─── Task inputs ───

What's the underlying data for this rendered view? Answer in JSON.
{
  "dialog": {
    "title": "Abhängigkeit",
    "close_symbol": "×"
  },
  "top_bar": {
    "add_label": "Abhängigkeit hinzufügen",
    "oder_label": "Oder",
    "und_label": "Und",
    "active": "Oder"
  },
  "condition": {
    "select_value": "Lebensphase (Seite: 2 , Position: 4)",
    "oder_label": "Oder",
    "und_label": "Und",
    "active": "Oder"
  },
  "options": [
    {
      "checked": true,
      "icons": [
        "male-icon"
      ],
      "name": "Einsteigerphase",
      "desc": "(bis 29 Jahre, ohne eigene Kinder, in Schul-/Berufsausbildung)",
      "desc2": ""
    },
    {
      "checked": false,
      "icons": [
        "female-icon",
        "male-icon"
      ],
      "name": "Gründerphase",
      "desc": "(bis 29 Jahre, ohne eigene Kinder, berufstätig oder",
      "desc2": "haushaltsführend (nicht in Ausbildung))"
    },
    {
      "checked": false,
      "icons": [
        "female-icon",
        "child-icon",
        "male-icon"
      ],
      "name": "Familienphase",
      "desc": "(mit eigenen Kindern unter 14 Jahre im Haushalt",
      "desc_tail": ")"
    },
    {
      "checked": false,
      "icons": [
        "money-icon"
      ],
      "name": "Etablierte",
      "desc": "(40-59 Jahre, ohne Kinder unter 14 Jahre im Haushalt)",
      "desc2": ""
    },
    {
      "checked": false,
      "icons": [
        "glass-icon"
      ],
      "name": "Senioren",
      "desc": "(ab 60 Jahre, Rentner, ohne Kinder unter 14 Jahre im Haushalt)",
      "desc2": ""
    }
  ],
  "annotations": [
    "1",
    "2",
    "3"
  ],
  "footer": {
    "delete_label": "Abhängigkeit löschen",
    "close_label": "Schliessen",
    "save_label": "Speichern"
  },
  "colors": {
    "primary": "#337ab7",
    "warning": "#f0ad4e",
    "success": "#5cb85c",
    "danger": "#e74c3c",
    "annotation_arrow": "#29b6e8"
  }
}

───

= Task description =
Find each line holding the word "ohne" and copy it.

= Written solution =
      "desc": "(bis 29 Jahre, ohne eigene Kinder, in Schul-/Berufsausbildung)",
      "desc": "(bis 29 Jahre, ohne eigene Kinder, berufstätig oder",
      "desc": "(40-59 Jahre, ohne Kinder unter 14 Jahre im Haushalt)",
      "desc": "(ab 60 Jahre, Rentner, ohne Kinder unter 14 Jahre im Haushalt)",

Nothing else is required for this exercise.